**What this task involves**
What you return should match every record exactly, with the images removed.

**Information supplied**
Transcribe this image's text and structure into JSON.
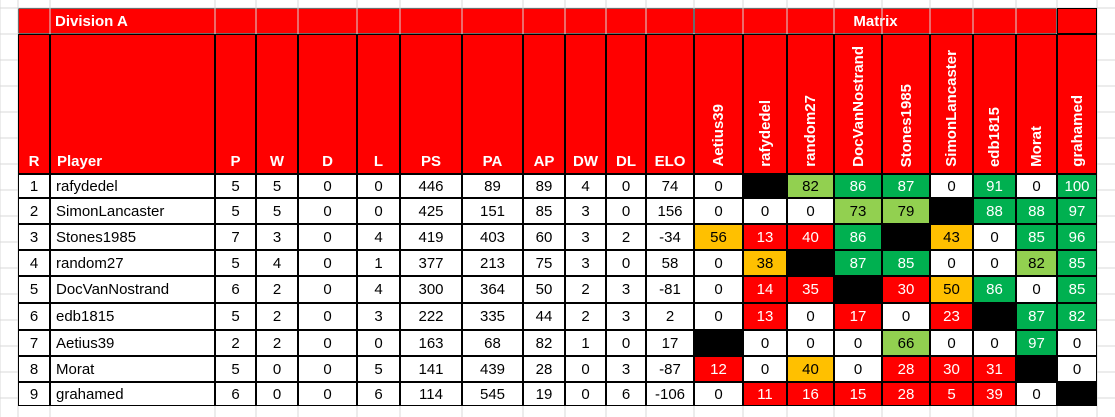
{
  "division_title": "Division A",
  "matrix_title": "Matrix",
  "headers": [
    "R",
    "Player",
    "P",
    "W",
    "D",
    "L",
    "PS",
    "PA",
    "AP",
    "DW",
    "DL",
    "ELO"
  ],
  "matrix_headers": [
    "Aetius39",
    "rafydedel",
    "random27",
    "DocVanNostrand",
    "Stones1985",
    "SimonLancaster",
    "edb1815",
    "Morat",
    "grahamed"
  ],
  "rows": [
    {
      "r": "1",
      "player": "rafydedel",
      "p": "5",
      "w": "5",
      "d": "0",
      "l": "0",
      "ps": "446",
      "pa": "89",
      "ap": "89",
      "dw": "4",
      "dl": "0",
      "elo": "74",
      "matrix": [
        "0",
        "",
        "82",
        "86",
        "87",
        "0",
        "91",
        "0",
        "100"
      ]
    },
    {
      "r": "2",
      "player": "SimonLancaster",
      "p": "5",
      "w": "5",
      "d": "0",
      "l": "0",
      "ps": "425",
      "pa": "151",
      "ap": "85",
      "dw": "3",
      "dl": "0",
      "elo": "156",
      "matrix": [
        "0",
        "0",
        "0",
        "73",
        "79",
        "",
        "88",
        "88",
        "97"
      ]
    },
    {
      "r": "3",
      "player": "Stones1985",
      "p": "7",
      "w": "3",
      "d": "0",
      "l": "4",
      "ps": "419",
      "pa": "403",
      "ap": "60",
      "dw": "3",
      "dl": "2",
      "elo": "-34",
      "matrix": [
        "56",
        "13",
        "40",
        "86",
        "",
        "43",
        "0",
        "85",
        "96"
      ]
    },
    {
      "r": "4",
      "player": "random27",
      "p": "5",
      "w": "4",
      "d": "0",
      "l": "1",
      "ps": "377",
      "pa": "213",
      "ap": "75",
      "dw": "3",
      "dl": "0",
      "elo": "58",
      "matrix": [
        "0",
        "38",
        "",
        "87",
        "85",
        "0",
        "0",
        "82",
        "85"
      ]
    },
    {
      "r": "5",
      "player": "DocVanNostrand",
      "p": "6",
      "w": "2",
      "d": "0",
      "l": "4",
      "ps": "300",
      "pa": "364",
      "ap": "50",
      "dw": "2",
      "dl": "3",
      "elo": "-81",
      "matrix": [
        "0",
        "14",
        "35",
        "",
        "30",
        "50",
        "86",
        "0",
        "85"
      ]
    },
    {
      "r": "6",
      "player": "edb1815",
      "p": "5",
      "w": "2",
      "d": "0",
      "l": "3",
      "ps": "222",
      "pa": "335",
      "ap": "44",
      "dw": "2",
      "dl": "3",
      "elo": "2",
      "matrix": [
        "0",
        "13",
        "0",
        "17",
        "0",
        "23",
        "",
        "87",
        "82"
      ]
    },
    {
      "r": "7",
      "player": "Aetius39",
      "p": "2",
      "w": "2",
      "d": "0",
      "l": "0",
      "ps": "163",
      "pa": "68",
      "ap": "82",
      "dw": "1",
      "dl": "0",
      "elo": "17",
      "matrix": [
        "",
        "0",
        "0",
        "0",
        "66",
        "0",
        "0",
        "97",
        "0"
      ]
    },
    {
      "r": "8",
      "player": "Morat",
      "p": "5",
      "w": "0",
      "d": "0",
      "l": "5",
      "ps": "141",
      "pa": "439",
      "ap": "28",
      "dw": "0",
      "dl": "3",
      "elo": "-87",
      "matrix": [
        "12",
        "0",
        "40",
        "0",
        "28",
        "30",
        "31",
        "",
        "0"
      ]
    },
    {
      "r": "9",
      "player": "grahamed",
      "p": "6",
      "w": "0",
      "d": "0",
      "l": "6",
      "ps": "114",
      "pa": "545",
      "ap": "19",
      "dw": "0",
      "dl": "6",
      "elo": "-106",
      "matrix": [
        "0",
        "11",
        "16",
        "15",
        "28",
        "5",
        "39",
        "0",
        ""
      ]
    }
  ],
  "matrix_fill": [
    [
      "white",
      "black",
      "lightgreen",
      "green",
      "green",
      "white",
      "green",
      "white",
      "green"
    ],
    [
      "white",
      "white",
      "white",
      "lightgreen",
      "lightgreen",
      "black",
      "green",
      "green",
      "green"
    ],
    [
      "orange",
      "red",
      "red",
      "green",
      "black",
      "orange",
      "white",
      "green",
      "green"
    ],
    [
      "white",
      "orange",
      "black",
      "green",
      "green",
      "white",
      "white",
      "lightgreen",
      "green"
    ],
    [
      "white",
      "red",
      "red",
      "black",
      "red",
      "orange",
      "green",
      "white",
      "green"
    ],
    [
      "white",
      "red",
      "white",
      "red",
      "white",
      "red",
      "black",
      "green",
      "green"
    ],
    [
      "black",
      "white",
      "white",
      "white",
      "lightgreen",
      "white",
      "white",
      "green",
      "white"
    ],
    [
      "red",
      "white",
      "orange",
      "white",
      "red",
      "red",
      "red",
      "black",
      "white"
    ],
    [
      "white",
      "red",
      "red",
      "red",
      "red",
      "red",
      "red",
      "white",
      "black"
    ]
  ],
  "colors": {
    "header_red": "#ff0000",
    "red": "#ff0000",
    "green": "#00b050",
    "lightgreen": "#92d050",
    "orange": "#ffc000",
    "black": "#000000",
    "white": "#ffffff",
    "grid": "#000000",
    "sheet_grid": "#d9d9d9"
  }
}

**Response below**
Transcribe this image's text and structure into JSON.
{
  "division_title": "Division A",
  "matrix_title": "Matrix",
  "headers": [
    "R",
    "Player",
    "P",
    "W",
    "D",
    "L",
    "PS",
    "PA",
    "AP",
    "DW",
    "DL",
    "ELO"
  ],
  "matrix_headers": [
    "Aetius39",
    "rafydedel",
    "random27",
    "DocVanNostrand",
    "Stones1985",
    "SimonLancaster",
    "edb1815",
    "Morat",
    "grahamed"
  ],
  "rows": [
    {
      "r": "1",
      "player": "rafydedel",
      "p": "5",
      "w": "5",
      "d": "0",
      "l": "0",
      "ps": "446",
      "pa": "89",
      "ap": "89",
      "dw": "4",
      "dl": "0",
      "elo": "74",
      "matrix": [
        "0",
        "",
        "82",
        "86",
        "87",
        "0",
        "91",
        "0",
        "100"
      ]
    },
    {
      "r": "2",
      "player": "SimonLancaster",
      "p": "5",
      "w": "5",
      "d": "0",
      "l": "0",
      "ps": "425",
      "pa": "151",
      "ap": "85",
      "dw": "3",
      "dl": "0",
      "elo": "156",
      "matrix": [
        "0",
        "0",
        "0",
        "73",
        "79",
        "",
        "88",
        "88",
        "97"
      ]
    },
    {
      "r": "3",
      "player": "Stones1985",
      "p": "7",
      "w": "3",
      "d": "0",
      "l": "4",
      "ps": "419",
      "pa": "403",
      "ap": "60",
      "dw": "3",
      "dl": "2",
      "elo": "-34",
      "matrix": [
        "56",
        "13",
        "40",
        "86",
        "",
        "43",
        "0",
        "85",
        "96"
      ]
    },
    {
      "r": "4",
      "player": "random27",
      "p": "5",
      "w": "4",
      "d": "0",
      "l": "1",
      "ps": "377",
      "pa": "213",
      "ap": "75",
      "dw": "3",
      "dl": "0",
      "elo": "58",
      "matrix": [
        "0",
        "38",
        "",
        "87",
        "85",
        "0",
        "0",
        "82",
        "85"
      ]
    },
    {
      "r": "5",
      "player": "DocVanNostrand",
      "p": "6",
      "w": "2",
      "d": "0",
      "l": "4",
      "ps": "300",
      "pa": "364",
      "ap": "50",
      "dw": "2",
      "dl": "3",
      "elo": "-81",
      "matrix": [
        "0",
        "14",
        "35",
        "",
        "30",
        "50",
        "86",
        "0",
        "85"
      ]
    },
    {
      "r": "6",
      "player": "edb1815",
      "p": "5",
      "w": "2",
      "d": "0",
      "l": "3",
      "ps": "222",
      "pa": "335",
      "ap": "44",
      "dw": "2",
      "dl": "3",
      "elo": "2",
      "matrix": [
        "0",
        "13",
        "0",
        "17",
        "0",
        "23",
        "",
        "87",
        "82"
      ]
    },
    {
      "r": "7",
      "player": "Aetius39",
      "p": "2",
      "w": "2",
      "d": "0",
      "l": "0",
      "ps": "163",
      "pa": "68",
      "ap": "82",
      "dw": "1",
      "dl": "0",
      "elo": "17",
      "matrix": [
        "",
        "0",
        "0",
        "0",
        "66",
        "0",
        "0",
        "97",
        "0"
      ]
    },
    {
      "r": "8",
      "player": "Morat",
      "p": "5",
      "w": "0",
      "d": "0",
      "l": "5",
      "ps": "141",
      "pa": "439",
      "ap": "28",
      "dw": "0",
      "dl": "3",
      "elo": "-87",
      "matrix": [
        "12",
        "0",
        "40",
        "0",
        "28",
        "30",
        "31",
        "",
        "0"
      ]
    },
    {
      "r": "9",
      "player": "grahamed",
      "p": "6",
      "w": "0",
      "d": "0",
      "l": "6",
      "ps": "114",
      "pa": "545",
      "ap": "19",
      "dw": "0",
      "dl": "6",
      "elo": "-106",
      "matrix": [
        "0",
        "11",
        "16",
        "15",
        "28",
        "5",
        "39",
        "0",
        ""
      ]
    }
  ],
  "matrix_fill": [
    [
      "white",
      "black",
      "lightgreen",
      "green",
      "green",
      "white",
      "green",
      "white",
      "green"
    ],
    [
      "white",
      "white",
      "white",
      "lightgreen",
      "lightgreen",
      "black",
      "green",
      "green",
      "green"
    ],
    [
      "orange",
      "red",
      "red",
      "green",
      "black",
      "orange",
      "white",
      "green",
      "green"
    ],
    [
      "white",
      "orange",
      "black",
      "green",
      "green",
      "white",
      "white",
      "lightgreen",
      "green"
    ],
    [
      "white",
      "red",
      "red",
      "black",
      "red",
      "orange",
      "green",
      "white",
      "green"
    ],
    [
      "white",
      "red",
      "white",
      "red",
      "white",
      "red",
      "black",
      "green",
      "green"
    ],
    [
      "black",
      "white",
      "white",
      "white",
      "lightgreen",
      "white",
      "white",
      "green",
      "white"
    ],
    [
      "red",
      "white",
      "orange",
      "white",
      "red",
      "red",
      "red",
      "black",
      "white"
    ],
    [
      "white",
      "red",
      "red",
      "red",
      "red",
      "red",
      "red",
      "white",
      "black"
    ]
  ],
  "colors": {
    "header_red": "#ff0000",
    "red": "#ff0000",
    "green": "#00b050",
    "lightgreen": "#92d050",
    "orange": "#ffc000",
    "black": "#000000",
    "white": "#ffffff",
    "grid": "#000000",
    "sheet_grid": "#d9d9d9"
  }
}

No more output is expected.